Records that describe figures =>

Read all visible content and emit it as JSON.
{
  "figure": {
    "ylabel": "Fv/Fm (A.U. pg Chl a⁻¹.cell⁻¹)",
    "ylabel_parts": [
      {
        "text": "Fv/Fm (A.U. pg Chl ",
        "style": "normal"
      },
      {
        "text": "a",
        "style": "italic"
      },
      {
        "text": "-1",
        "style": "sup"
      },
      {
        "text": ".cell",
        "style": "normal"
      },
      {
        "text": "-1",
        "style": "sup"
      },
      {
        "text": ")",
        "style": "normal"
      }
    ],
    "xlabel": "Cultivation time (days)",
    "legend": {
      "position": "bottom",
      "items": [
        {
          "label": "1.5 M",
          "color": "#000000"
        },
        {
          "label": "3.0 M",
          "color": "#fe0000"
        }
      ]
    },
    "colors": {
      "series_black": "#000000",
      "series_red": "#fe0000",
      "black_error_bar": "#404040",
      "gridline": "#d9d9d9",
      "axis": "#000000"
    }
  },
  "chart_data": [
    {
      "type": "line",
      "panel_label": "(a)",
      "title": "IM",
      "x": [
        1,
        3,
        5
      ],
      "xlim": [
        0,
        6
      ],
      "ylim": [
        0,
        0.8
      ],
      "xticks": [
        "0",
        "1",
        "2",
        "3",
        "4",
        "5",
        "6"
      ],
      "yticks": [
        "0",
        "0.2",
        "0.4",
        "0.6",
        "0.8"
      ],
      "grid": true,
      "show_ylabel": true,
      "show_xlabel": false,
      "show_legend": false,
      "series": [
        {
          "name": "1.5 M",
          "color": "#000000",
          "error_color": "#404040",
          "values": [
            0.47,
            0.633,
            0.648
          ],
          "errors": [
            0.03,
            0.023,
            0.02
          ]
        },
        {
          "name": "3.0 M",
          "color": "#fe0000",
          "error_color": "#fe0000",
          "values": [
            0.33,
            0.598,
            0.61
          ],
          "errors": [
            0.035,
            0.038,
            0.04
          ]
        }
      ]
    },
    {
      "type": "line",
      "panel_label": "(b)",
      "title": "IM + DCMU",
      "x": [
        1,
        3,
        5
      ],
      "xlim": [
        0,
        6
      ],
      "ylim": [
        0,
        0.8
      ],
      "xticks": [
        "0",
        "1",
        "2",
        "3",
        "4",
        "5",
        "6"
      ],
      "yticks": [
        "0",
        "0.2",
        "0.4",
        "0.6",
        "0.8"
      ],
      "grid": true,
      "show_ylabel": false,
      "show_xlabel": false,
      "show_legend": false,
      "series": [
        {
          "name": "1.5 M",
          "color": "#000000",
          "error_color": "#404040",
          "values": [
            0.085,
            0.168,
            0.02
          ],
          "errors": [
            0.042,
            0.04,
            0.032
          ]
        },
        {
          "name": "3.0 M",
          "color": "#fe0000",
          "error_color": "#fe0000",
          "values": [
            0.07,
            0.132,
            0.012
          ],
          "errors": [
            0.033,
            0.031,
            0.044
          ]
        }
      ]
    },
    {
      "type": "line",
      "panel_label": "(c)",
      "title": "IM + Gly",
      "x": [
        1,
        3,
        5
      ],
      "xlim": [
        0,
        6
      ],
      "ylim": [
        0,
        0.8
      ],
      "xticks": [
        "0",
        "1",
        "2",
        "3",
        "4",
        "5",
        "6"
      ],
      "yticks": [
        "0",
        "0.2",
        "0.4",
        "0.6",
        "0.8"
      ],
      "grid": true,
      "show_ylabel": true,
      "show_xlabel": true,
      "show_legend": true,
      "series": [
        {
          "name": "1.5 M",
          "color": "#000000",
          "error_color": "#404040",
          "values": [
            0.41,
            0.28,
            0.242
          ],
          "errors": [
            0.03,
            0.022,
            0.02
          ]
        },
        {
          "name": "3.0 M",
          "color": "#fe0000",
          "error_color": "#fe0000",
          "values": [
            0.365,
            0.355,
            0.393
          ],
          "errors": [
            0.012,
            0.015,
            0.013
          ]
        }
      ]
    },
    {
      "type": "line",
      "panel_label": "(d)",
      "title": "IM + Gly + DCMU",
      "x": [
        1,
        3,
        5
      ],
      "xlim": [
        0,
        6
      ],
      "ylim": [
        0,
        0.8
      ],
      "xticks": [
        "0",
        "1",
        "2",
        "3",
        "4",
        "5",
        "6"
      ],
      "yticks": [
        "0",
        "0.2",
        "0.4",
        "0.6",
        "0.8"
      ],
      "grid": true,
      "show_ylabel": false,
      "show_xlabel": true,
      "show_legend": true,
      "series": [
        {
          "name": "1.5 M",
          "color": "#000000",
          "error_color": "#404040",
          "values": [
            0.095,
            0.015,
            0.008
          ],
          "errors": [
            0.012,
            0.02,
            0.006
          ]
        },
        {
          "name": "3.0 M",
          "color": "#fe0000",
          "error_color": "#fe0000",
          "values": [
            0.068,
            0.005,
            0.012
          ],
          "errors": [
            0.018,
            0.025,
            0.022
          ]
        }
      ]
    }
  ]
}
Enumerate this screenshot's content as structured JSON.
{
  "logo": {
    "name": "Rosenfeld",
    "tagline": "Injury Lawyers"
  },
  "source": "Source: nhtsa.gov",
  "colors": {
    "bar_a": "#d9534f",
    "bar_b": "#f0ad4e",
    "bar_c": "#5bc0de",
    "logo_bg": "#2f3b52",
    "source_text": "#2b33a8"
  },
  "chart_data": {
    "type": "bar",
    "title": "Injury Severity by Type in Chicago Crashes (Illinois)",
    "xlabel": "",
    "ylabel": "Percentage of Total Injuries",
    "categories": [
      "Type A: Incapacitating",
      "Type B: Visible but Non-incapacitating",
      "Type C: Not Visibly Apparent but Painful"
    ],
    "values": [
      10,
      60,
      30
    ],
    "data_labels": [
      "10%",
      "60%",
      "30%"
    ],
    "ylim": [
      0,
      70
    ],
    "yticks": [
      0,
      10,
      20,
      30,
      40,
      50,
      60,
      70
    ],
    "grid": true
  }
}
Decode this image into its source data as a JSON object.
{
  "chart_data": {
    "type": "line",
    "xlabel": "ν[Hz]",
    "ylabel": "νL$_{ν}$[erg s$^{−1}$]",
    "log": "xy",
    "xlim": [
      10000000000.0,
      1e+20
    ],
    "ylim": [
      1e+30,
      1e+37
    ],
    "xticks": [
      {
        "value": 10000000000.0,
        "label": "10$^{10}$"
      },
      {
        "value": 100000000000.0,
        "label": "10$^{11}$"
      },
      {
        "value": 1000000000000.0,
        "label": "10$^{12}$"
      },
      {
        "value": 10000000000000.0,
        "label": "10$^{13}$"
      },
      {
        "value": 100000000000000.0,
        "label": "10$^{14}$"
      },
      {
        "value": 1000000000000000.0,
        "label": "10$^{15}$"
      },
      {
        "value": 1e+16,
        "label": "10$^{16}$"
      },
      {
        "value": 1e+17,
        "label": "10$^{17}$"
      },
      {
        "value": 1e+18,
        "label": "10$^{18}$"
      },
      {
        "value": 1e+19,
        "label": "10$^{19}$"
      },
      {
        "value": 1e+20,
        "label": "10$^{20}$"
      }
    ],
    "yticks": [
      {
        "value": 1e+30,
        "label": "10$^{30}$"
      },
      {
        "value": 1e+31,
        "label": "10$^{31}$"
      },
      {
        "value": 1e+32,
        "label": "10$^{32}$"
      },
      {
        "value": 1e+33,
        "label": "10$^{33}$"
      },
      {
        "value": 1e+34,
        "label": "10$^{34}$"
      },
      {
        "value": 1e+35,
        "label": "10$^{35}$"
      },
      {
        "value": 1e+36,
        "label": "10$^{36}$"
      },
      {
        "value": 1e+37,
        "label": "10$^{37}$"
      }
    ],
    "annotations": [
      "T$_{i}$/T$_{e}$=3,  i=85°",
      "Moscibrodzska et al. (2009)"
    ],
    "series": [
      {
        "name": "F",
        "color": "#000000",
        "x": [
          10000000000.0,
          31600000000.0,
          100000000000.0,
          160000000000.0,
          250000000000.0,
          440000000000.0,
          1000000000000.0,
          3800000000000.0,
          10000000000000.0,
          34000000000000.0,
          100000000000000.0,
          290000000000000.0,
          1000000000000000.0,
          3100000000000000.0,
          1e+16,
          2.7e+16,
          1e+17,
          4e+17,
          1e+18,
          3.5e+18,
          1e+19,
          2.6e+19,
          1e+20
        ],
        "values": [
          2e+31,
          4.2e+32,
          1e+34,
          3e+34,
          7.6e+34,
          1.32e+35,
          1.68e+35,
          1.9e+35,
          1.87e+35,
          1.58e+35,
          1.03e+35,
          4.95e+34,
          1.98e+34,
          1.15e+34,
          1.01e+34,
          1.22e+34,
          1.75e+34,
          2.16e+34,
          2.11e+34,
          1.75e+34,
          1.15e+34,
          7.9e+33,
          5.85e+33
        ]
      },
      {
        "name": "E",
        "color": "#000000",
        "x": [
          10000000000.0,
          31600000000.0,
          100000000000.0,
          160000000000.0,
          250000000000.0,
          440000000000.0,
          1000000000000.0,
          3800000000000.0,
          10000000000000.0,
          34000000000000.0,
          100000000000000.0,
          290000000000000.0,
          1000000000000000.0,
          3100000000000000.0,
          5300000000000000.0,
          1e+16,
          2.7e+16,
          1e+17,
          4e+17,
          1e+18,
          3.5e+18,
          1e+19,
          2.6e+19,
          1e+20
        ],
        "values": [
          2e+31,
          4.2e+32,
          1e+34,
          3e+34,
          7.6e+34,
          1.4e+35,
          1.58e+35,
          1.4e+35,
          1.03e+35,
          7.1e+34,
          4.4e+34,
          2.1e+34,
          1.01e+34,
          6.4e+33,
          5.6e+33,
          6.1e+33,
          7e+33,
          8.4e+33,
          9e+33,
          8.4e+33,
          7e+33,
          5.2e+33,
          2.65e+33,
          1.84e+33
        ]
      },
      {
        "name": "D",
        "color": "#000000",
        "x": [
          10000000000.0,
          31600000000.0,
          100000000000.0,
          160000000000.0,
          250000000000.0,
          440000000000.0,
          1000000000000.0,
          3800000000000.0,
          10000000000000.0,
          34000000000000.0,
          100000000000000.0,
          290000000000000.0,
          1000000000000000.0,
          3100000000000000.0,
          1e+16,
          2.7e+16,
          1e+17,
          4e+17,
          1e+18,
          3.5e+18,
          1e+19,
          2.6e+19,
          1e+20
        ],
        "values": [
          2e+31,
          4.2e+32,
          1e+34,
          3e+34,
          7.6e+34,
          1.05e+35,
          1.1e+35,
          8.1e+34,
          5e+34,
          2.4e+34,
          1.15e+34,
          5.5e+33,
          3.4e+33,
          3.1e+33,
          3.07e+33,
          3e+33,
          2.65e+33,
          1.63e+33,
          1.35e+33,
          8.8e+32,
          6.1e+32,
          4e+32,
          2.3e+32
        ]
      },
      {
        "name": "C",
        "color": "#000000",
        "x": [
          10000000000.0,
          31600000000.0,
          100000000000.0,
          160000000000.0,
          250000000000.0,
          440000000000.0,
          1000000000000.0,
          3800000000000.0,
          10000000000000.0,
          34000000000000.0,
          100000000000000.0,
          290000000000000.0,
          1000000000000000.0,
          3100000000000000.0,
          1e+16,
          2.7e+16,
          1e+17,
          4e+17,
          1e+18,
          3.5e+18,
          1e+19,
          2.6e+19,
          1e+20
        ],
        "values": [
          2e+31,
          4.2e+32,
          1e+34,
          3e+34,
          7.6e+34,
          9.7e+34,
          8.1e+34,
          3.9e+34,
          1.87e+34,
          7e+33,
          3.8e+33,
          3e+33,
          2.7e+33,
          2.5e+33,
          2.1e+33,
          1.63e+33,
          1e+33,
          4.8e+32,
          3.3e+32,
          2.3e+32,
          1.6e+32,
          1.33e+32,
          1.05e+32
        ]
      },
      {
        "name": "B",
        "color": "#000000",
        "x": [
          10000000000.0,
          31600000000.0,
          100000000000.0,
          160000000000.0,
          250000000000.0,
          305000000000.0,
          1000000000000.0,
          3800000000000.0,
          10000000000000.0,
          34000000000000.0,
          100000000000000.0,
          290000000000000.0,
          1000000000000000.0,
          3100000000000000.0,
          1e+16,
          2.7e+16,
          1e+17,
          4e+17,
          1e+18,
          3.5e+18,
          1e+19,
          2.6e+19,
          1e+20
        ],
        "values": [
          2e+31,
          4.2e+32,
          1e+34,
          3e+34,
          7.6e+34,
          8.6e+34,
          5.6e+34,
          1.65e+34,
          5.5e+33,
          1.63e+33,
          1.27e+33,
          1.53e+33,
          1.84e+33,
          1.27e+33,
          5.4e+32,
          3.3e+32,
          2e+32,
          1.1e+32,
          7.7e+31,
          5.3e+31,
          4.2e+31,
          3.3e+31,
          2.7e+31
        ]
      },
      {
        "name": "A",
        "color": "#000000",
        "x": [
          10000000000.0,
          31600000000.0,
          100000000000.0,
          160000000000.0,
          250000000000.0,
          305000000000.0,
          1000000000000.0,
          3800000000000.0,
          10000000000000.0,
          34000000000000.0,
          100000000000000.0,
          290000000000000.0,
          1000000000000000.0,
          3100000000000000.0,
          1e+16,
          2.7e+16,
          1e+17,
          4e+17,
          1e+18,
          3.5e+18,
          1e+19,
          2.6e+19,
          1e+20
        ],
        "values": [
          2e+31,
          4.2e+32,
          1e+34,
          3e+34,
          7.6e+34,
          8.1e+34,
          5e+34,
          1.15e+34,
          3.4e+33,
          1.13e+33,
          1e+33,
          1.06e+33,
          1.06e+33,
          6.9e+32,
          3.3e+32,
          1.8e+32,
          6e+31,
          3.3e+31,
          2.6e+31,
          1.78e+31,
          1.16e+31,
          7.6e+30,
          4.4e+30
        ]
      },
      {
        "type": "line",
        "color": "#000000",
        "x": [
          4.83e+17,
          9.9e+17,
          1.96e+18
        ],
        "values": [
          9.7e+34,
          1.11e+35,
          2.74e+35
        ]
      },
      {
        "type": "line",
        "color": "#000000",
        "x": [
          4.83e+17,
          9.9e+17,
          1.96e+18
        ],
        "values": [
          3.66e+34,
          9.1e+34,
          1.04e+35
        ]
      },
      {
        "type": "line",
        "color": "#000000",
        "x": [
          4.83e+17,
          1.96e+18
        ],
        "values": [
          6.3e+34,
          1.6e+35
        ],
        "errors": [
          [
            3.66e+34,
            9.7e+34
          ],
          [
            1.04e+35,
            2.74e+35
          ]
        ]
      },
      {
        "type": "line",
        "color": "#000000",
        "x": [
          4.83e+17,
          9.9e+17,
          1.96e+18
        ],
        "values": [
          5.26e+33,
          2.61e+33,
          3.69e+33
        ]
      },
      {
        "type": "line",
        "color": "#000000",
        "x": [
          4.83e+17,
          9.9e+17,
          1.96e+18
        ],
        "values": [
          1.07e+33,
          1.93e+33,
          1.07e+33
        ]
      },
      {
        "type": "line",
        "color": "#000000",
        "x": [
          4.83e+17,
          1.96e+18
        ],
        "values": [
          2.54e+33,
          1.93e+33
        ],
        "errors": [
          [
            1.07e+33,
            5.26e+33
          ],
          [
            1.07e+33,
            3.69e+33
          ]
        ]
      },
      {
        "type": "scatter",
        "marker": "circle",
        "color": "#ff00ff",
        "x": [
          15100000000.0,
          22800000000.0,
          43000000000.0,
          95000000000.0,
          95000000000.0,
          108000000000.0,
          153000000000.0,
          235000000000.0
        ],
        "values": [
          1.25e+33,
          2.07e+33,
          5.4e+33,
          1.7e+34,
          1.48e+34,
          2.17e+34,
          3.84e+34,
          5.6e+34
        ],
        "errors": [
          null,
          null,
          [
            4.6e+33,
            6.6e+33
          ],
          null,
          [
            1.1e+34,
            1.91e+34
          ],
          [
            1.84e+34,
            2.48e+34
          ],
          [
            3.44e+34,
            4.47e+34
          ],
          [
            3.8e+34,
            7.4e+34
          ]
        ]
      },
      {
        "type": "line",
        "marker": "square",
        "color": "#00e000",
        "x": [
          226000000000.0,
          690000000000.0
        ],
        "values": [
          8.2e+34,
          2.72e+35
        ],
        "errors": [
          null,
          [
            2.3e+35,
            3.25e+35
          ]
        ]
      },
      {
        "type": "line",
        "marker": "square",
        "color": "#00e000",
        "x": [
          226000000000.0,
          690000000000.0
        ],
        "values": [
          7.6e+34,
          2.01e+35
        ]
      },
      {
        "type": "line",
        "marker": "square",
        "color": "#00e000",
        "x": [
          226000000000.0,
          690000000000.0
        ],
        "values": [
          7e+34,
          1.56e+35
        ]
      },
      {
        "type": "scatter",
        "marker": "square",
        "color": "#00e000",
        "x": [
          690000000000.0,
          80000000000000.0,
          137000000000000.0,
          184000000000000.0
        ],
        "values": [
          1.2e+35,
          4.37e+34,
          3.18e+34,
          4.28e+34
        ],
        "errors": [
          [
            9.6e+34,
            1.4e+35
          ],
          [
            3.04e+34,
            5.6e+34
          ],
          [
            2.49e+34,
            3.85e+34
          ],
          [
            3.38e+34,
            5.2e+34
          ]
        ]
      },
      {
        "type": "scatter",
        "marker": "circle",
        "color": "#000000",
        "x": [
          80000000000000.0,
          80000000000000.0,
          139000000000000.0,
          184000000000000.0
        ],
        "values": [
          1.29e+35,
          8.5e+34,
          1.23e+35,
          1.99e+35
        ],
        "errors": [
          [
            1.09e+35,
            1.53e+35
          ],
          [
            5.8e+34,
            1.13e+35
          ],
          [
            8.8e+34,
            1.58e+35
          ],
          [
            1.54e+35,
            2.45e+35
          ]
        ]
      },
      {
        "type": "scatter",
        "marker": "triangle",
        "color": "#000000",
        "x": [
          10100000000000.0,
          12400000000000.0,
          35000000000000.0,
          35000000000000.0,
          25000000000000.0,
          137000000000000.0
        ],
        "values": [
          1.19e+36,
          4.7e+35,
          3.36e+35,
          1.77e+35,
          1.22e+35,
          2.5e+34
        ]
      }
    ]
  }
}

What you are asked to do => Each line above that holds the string "content" should be copied and shown.

Answer to the exercise =>
Read all visible content and emit it as JSON.
Enumerate this screenshot's content as structured JSON.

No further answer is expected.